**Your objective**
Show every line that has the string "JSON" in it.

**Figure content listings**
══════════

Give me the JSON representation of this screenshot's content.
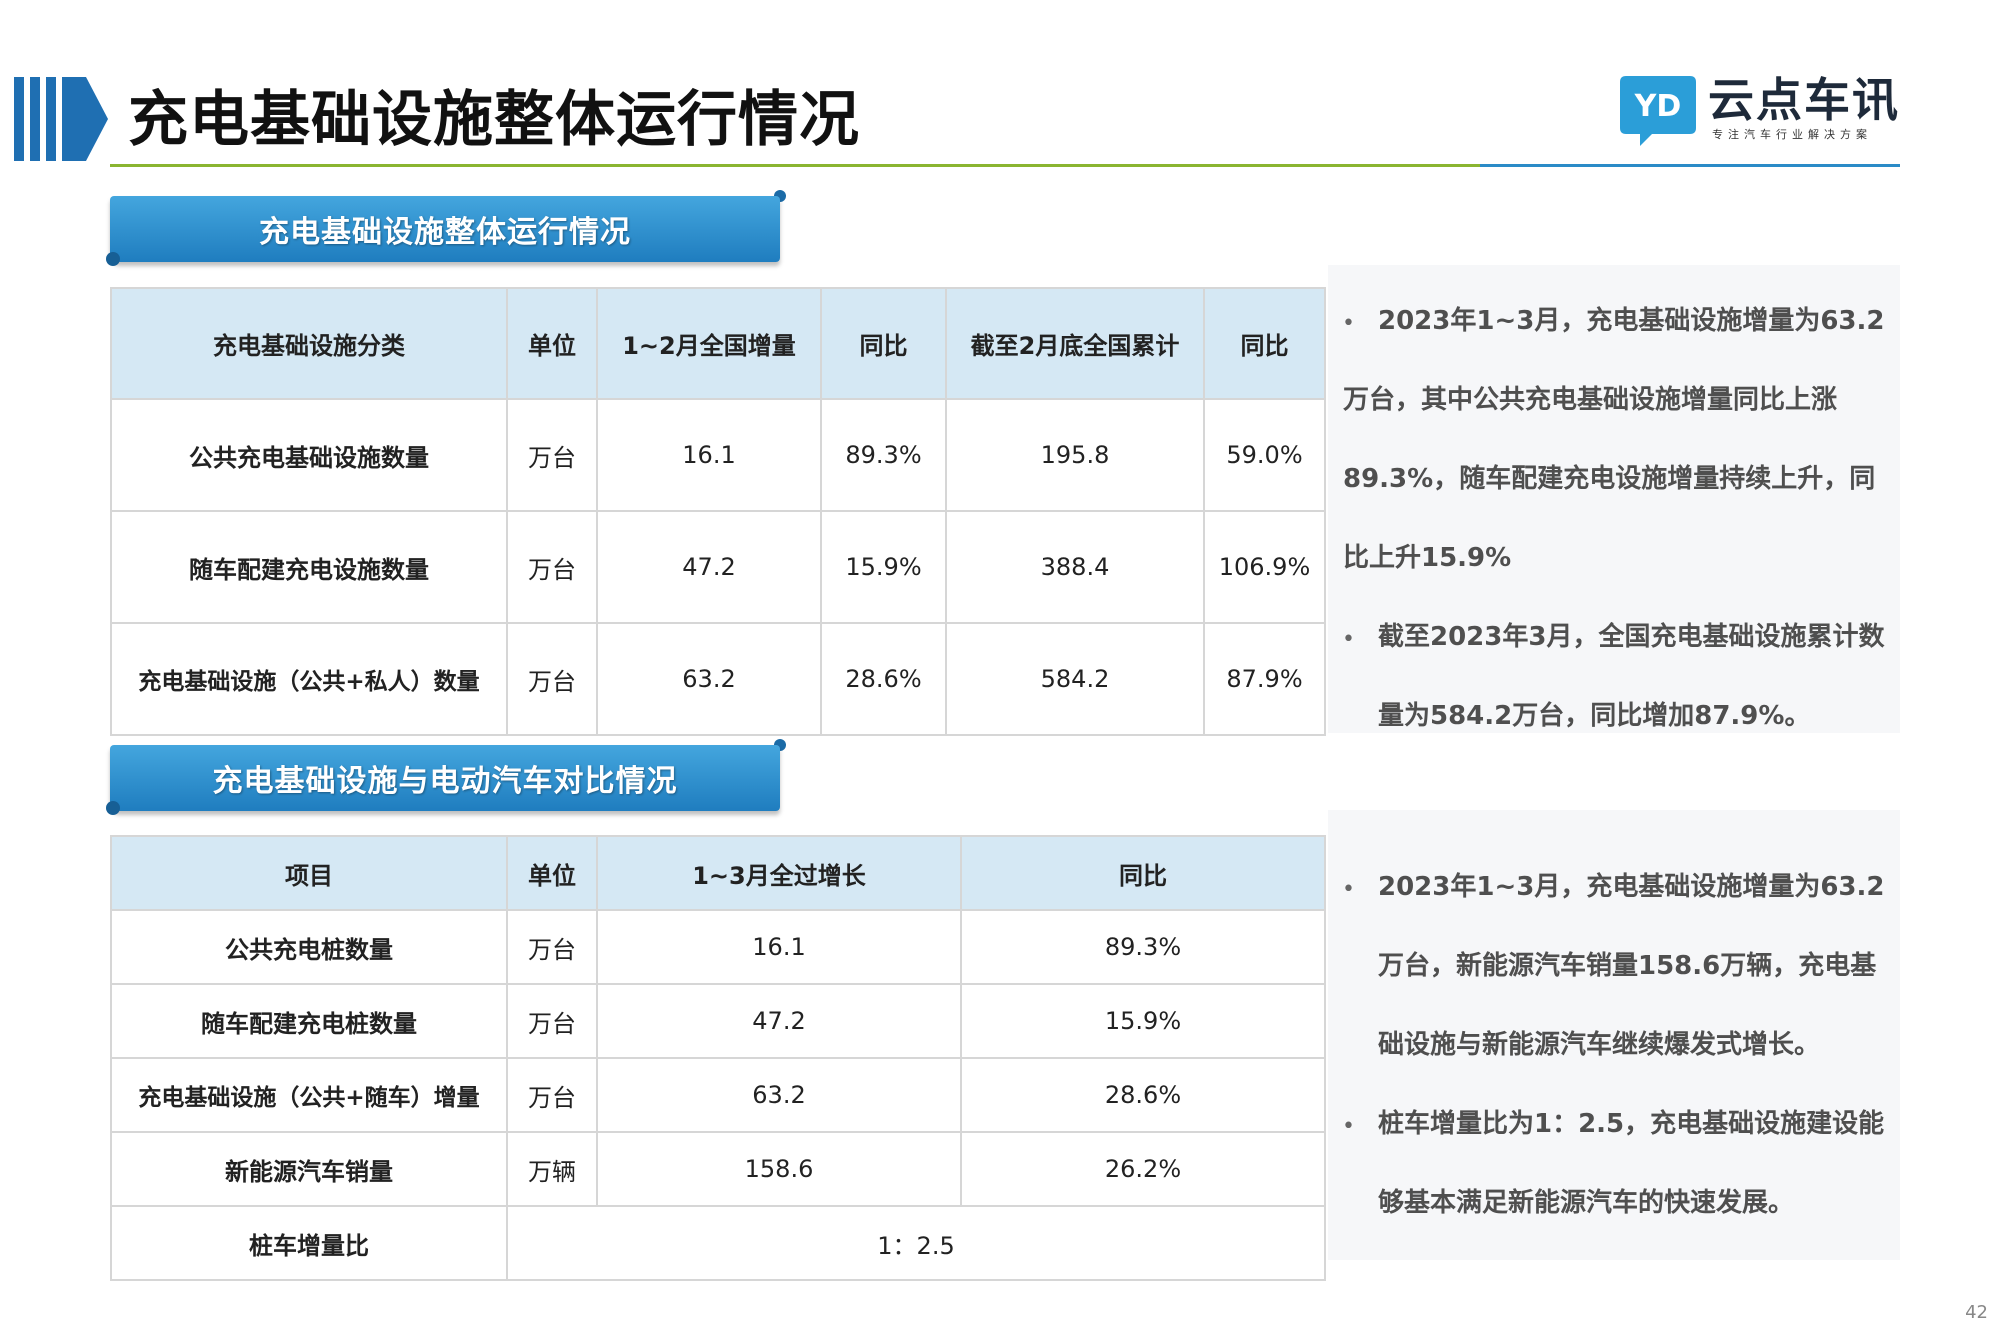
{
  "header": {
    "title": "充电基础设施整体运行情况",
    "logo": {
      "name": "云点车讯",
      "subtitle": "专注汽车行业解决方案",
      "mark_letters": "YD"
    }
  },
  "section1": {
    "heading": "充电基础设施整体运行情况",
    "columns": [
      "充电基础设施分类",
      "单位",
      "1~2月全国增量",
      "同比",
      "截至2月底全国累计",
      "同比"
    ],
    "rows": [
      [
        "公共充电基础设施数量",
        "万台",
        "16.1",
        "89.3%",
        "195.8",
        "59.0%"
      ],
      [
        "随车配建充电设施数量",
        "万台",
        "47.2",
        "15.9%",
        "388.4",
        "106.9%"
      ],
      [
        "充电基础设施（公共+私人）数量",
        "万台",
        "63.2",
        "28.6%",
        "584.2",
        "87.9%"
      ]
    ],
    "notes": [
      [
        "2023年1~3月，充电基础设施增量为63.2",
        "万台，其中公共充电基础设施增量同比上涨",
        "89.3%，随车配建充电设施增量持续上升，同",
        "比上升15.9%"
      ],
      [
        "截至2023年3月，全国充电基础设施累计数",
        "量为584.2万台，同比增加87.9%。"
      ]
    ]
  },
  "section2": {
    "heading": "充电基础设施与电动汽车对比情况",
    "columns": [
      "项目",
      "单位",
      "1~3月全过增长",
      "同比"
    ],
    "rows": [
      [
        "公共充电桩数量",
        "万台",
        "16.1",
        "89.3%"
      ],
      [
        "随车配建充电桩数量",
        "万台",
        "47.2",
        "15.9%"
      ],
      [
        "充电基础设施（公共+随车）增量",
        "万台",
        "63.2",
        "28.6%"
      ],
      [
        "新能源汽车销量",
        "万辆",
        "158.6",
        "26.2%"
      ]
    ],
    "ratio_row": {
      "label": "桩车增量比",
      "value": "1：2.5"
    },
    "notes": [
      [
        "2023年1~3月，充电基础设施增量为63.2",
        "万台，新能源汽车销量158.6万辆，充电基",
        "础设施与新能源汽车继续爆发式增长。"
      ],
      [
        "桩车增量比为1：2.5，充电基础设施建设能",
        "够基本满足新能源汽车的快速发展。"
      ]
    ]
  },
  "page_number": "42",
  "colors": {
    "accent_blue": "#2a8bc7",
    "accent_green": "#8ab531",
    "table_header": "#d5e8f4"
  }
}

══════════

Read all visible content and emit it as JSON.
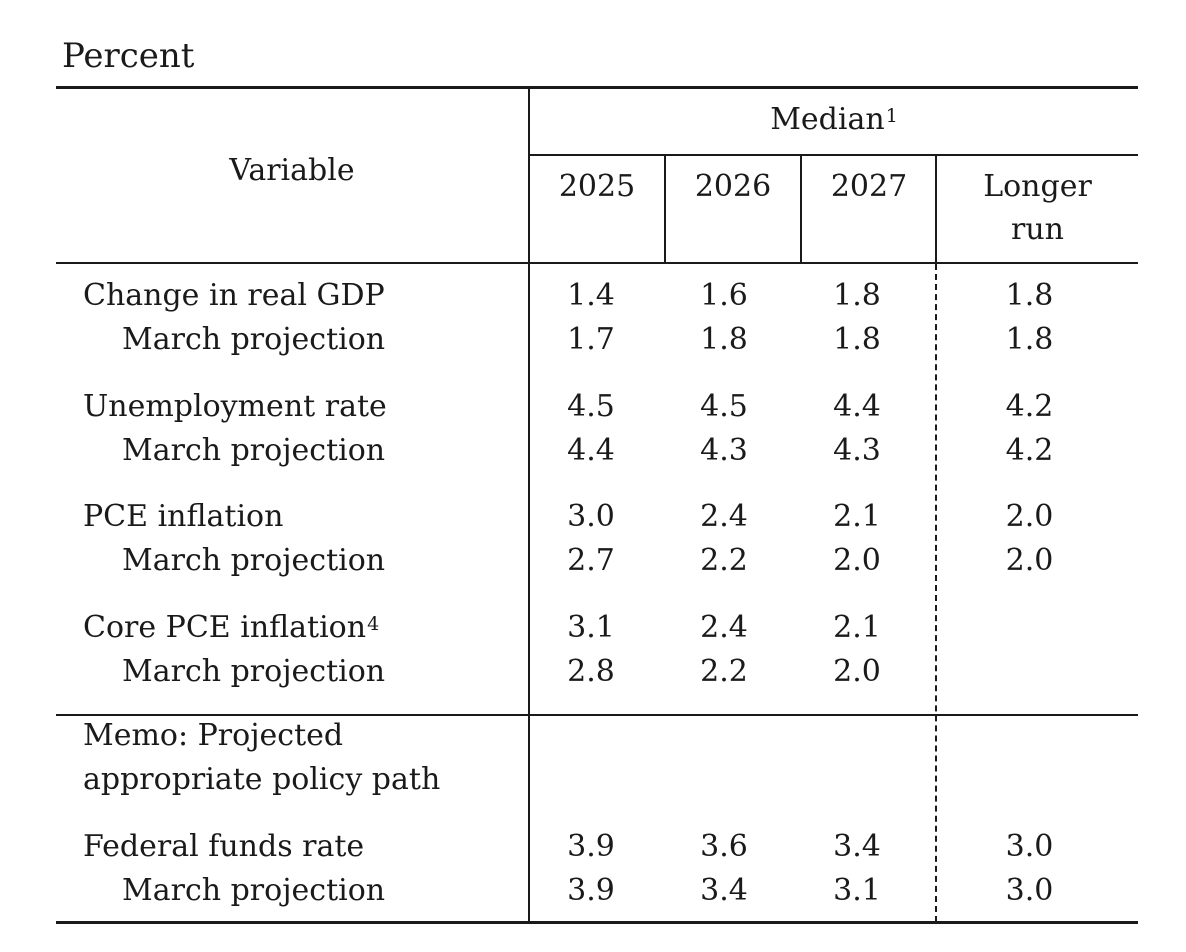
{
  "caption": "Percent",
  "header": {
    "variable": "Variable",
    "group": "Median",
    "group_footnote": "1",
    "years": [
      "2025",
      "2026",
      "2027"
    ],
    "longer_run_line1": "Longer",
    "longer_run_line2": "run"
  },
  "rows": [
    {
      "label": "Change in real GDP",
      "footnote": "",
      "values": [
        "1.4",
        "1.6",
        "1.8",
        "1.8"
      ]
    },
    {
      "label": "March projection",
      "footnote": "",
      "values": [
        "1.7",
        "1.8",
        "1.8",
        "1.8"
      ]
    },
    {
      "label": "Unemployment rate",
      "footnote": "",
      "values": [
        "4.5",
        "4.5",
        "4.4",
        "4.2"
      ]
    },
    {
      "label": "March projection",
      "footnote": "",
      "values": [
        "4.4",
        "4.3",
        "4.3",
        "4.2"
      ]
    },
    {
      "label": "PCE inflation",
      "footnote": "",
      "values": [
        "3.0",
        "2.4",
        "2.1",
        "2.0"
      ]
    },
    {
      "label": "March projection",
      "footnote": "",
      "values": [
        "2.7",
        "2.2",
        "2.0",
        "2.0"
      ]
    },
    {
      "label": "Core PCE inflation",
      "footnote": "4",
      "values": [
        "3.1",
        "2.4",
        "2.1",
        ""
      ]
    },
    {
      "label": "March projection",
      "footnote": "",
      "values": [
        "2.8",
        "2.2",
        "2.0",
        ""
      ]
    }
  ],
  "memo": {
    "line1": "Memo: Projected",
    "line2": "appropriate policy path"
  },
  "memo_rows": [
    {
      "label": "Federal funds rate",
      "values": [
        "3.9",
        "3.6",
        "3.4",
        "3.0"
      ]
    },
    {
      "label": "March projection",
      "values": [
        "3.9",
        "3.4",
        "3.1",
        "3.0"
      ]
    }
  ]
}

══════════

**Worked answer**
Give me the JSON representation of this screenshot's content.
Read all visible content and emit it as JSON.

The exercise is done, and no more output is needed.